(Written exercise)
Repeat the listing below in full, exactly as it stands.

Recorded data
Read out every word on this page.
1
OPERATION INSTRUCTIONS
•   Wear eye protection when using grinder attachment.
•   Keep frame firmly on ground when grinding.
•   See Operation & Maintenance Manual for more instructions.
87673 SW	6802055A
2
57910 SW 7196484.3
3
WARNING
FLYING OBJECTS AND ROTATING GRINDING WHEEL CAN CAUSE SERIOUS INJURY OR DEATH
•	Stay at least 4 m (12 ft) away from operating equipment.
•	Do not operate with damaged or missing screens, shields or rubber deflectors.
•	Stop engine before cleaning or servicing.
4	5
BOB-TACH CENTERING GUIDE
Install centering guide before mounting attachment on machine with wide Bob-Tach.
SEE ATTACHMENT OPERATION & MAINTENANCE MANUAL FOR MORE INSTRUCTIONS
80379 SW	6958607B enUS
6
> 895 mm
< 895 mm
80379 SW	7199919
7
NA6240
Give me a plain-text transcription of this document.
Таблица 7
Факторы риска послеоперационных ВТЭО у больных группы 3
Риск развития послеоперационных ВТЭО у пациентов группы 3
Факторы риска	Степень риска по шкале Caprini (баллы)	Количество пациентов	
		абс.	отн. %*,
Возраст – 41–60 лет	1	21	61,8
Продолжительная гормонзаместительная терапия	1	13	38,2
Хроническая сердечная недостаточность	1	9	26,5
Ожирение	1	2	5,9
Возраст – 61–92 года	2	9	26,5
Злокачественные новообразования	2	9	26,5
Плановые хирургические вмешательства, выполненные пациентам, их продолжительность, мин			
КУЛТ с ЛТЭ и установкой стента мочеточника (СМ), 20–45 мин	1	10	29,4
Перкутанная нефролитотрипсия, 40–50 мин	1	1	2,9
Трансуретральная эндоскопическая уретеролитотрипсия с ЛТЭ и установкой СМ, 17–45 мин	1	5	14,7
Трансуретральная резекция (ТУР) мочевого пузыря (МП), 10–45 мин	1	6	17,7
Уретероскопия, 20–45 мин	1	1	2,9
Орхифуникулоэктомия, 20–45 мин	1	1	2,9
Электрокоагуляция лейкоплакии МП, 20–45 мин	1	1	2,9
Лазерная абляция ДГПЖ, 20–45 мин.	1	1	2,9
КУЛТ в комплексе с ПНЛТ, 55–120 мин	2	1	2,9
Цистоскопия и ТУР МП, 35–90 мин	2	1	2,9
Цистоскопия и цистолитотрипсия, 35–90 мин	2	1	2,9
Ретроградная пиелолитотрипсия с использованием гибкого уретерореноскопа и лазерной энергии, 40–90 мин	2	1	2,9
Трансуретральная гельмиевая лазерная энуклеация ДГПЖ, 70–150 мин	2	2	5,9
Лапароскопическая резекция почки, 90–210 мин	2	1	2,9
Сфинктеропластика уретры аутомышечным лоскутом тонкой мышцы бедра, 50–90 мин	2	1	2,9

(Response)
Read out every word on this page.
1
OPERATION INSTRUCTIONS
•   Wear eye protection when using grinder attachment.
•   Keep frame firmly on ground when grinding.
•   See Operation & Maintenance Manual for more instructions.
87673 SW	6802055A
2
57910 SW 7196484.3
3
WARNING
FLYING OBJECTS AND ROTATING GRINDING WHEEL CAN CAUSE SERIOUS INJURY OR DEATH
•	Stay at least 4 m (12 ft) away from operating equipment.
•	Do not operate with damaged or missing screens, shields or rubber deflectors.
•	Stop engine before cleaning or servicing.
4	5
BOB-TACH CENTERING GUIDE
Install centering guide before mounting attachment on machine with wide Bob-Tach.
SEE ATTACHMENT OPERATION & MAINTENANCE MANUAL FOR MORE INSTRUCTIONS
80379 SW	6958607B enUS
6
> 895 mm
< 895 mm
80379 SW	7199919
7
NA6240
Give me a plain-text transcription of this document.
Таблица 7
Факторы риска послеоперационных ВТЭО у больных группы 3
Риск развития послеоперационных ВТЭО у пациентов группы 3
Факторы риска	Степень риска по шкале Caprini (баллы)	Количество пациентов	
		абс.	отн. %*,
Возраст – 41–60 лет	1	21	61,8
Продолжительная гормонзаместительная терапия	1	13	38,2
Хроническая сердечная недостаточность	1	9	26,5
Ожирение	1	2	5,9
Возраст – 61–92 года	2	9	26,5
Злокачественные новообразования	2	9	26,5
Плановые хирургические вмешательства, выполненные пациентам, их продолжительность, мин			
КУЛТ с ЛТЭ и установкой стента мочеточника (СМ), 20–45 мин	1	10	29,4
Перкутанная нефролитотрипсия, 40–50 мин	1	1	2,9
Трансуретральная эндоскопическая уретеролитотрипсия с ЛТЭ и установкой СМ, 17–45 мин	1	5	14,7
Трансуретральная резекция (ТУР) мочевого пузыря (МП), 10–45 мин	1	6	17,7
Уретероскопия, 20–45 мин	1	1	2,9
Орхифуникулоэктомия, 20–45 мин	1	1	2,9
Электрокоагуляция лейкоплакии МП, 20–45 мин	1	1	2,9
Лазерная абляция ДГПЖ, 20–45 мин.	1	1	2,9
КУЛТ в комплексе с ПНЛТ, 55–120 мин	2	1	2,9
Цистоскопия и ТУР МП, 35–90 мин	2	1	2,9
Цистоскопия и цистолитотрипсия, 35–90 мин	2	1	2,9
Ретроградная пиелолитотрипсия с использованием гибкого уретерореноскопа и лазерной энергии, 40–90 мин	2	1	2,9
Трансуретральная гельмиевая лазерная энуклеация ДГПЖ, 70–150 мин	2	2	5,9
Лапароскопическая резекция почки, 90–210 мин	2	1	2,9
Сфинктеропластика уретры аутомышечным лоскутом тонкой мышцы бедра, 50–90 мин	2	1	2,9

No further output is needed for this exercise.